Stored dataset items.
_ _ _ _ _ _ _

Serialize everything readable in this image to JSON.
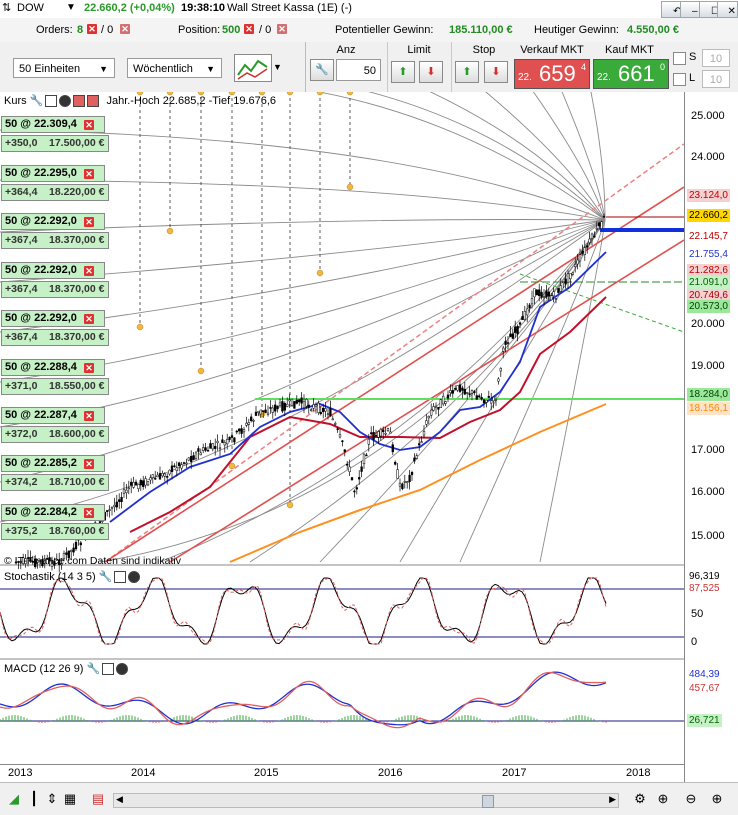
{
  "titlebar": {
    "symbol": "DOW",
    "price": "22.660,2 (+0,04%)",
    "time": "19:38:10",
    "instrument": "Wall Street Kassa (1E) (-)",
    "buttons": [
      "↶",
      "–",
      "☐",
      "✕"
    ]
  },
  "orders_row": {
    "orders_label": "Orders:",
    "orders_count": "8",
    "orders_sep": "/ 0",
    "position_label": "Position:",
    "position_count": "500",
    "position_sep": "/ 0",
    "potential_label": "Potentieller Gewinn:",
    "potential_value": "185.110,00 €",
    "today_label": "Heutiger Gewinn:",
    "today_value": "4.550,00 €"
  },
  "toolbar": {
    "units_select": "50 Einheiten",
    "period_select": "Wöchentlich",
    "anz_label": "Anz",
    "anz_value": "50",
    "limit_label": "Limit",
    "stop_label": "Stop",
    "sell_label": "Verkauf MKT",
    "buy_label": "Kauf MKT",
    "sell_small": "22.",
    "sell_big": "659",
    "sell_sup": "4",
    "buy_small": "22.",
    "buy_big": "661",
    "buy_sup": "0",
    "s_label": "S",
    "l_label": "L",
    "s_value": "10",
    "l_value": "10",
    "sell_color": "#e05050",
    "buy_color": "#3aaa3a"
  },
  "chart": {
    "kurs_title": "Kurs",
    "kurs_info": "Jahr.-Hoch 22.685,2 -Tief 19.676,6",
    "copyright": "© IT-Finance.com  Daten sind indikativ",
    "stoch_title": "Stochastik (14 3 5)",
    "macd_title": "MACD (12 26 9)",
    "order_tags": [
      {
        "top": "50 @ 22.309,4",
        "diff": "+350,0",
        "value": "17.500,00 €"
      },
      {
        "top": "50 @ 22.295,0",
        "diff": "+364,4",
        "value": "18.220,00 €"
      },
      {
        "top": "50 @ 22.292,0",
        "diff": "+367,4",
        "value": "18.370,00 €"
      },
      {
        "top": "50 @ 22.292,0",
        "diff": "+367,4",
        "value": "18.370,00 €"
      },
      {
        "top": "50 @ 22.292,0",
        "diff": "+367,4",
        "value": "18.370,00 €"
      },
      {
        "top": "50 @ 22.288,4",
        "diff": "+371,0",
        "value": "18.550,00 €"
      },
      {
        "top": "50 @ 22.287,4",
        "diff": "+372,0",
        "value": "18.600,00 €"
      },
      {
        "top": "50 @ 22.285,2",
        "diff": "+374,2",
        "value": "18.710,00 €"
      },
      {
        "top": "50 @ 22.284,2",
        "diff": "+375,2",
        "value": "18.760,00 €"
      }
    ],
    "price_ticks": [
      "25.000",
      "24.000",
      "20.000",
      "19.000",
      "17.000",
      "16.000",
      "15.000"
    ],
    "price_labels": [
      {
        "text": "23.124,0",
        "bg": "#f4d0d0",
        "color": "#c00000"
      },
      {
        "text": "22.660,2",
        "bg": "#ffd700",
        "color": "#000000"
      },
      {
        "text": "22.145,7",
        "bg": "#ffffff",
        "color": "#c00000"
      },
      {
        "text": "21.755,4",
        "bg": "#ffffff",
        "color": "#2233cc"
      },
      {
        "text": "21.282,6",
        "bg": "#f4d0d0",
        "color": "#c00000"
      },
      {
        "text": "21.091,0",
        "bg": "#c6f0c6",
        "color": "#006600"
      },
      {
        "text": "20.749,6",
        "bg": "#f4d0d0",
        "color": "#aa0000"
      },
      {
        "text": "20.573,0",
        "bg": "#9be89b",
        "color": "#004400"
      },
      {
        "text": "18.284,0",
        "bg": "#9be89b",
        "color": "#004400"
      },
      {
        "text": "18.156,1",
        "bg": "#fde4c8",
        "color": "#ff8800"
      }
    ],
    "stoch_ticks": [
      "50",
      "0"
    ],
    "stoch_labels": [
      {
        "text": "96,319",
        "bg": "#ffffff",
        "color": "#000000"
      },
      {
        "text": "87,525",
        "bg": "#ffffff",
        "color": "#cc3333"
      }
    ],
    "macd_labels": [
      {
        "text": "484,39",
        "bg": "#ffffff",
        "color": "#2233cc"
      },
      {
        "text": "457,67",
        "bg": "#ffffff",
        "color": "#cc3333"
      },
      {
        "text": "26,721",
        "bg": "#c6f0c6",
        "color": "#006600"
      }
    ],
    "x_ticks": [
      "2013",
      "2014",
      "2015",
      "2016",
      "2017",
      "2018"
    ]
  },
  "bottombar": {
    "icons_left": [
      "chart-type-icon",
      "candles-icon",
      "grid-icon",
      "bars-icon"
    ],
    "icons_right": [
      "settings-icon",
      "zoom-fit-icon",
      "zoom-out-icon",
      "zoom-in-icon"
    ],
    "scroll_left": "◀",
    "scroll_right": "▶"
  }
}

_ _ _ _ _ _ _

Given instruction.
Print out the whole of the material word for word, without pictures.

Result below.
Serialize everything readable in this image to JSON.
{
  "titlebar": {
    "symbol": "DOW",
    "price": "22.660,2 (+0,04%)",
    "time": "19:38:10",
    "instrument": "Wall Street Kassa (1E) (-)",
    "buttons": [
      "↶",
      "–",
      "☐",
      "✕"
    ]
  },
  "orders_row": {
    "orders_label": "Orders:",
    "orders_count": "8",
    "orders_sep": "/ 0",
    "position_label": "Position:",
    "position_count": "500",
    "position_sep": "/ 0",
    "potential_label": "Potentieller Gewinn:",
    "potential_value": "185.110,00 €",
    "today_label": "Heutiger Gewinn:",
    "today_value": "4.550,00 €"
  },
  "toolbar": {
    "units_select": "50 Einheiten",
    "period_select": "Wöchentlich",
    "anz_label": "Anz",
    "anz_value": "50",
    "limit_label": "Limit",
    "stop_label": "Stop",
    "sell_label": "Verkauf MKT",
    "buy_label": "Kauf MKT",
    "sell_small": "22.",
    "sell_big": "659",
    "sell_sup": "4",
    "buy_small": "22.",
    "buy_big": "661",
    "buy_sup": "0",
    "s_label": "S",
    "l_label": "L",
    "s_value": "10",
    "l_value": "10",
    "sell_color": "#e05050",
    "buy_color": "#3aaa3a"
  },
  "chart": {
    "kurs_title": "Kurs",
    "kurs_info": "Jahr.-Hoch 22.685,2 -Tief 19.676,6",
    "copyright": "© IT-Finance.com  Daten sind indikativ",
    "stoch_title": "Stochastik (14 3 5)",
    "macd_title": "MACD (12 26 9)",
    "order_tags": [
      {
        "top": "50 @ 22.309,4",
        "diff": "+350,0",
        "value": "17.500,00 €"
      },
      {
        "top": "50 @ 22.295,0",
        "diff": "+364,4",
        "value": "18.220,00 €"
      },
      {
        "top": "50 @ 22.292,0",
        "diff": "+367,4",
        "value": "18.370,00 €"
      },
      {
        "top": "50 @ 22.292,0",
        "diff": "+367,4",
        "value": "18.370,00 €"
      },
      {
        "top": "50 @ 22.292,0",
        "diff": "+367,4",
        "value": "18.370,00 €"
      },
      {
        "top": "50 @ 22.288,4",
        "diff": "+371,0",
        "value": "18.550,00 €"
      },
      {
        "top": "50 @ 22.287,4",
        "diff": "+372,0",
        "value": "18.600,00 €"
      },
      {
        "top": "50 @ 22.285,2",
        "diff": "+374,2",
        "value": "18.710,00 €"
      },
      {
        "top": "50 @ 22.284,2",
        "diff": "+375,2",
        "value": "18.760,00 €"
      }
    ],
    "price_ticks": [
      "25.000",
      "24.000",
      "20.000",
      "19.000",
      "17.000",
      "16.000",
      "15.000"
    ],
    "price_labels": [
      {
        "text": "23.124,0",
        "bg": "#f4d0d0",
        "color": "#c00000"
      },
      {
        "text": "22.660,2",
        "bg": "#ffd700",
        "color": "#000000"
      },
      {
        "text": "22.145,7",
        "bg": "#ffffff",
        "color": "#c00000"
      },
      {
        "text": "21.755,4",
        "bg": "#ffffff",
        "color": "#2233cc"
      },
      {
        "text": "21.282,6",
        "bg": "#f4d0d0",
        "color": "#c00000"
      },
      {
        "text": "21.091,0",
        "bg": "#c6f0c6",
        "color": "#006600"
      },
      {
        "text": "20.749,6",
        "bg": "#f4d0d0",
        "color": "#aa0000"
      },
      {
        "text": "20.573,0",
        "bg": "#9be89b",
        "color": "#004400"
      },
      {
        "text": "18.284,0",
        "bg": "#9be89b",
        "color": "#004400"
      },
      {
        "text": "18.156,1",
        "bg": "#fde4c8",
        "color": "#ff8800"
      }
    ],
    "stoch_ticks": [
      "50",
      "0"
    ],
    "stoch_labels": [
      {
        "text": "96,319",
        "bg": "#ffffff",
        "color": "#000000"
      },
      {
        "text": "87,525",
        "bg": "#ffffff",
        "color": "#cc3333"
      }
    ],
    "macd_labels": [
      {
        "text": "484,39",
        "bg": "#ffffff",
        "color": "#2233cc"
      },
      {
        "text": "457,67",
        "bg": "#ffffff",
        "color": "#cc3333"
      },
      {
        "text": "26,721",
        "bg": "#c6f0c6",
        "color": "#006600"
      }
    ],
    "x_ticks": [
      "2013",
      "2014",
      "2015",
      "2016",
      "2017",
      "2018"
    ]
  },
  "bottombar": {
    "icons_left": [
      "chart-type-icon",
      "candles-icon",
      "grid-icon",
      "bars-icon"
    ],
    "icons_right": [
      "settings-icon",
      "zoom-fit-icon",
      "zoom-out-icon",
      "zoom-in-icon"
    ],
    "scroll_left": "◀",
    "scroll_right": "▶"
  }
}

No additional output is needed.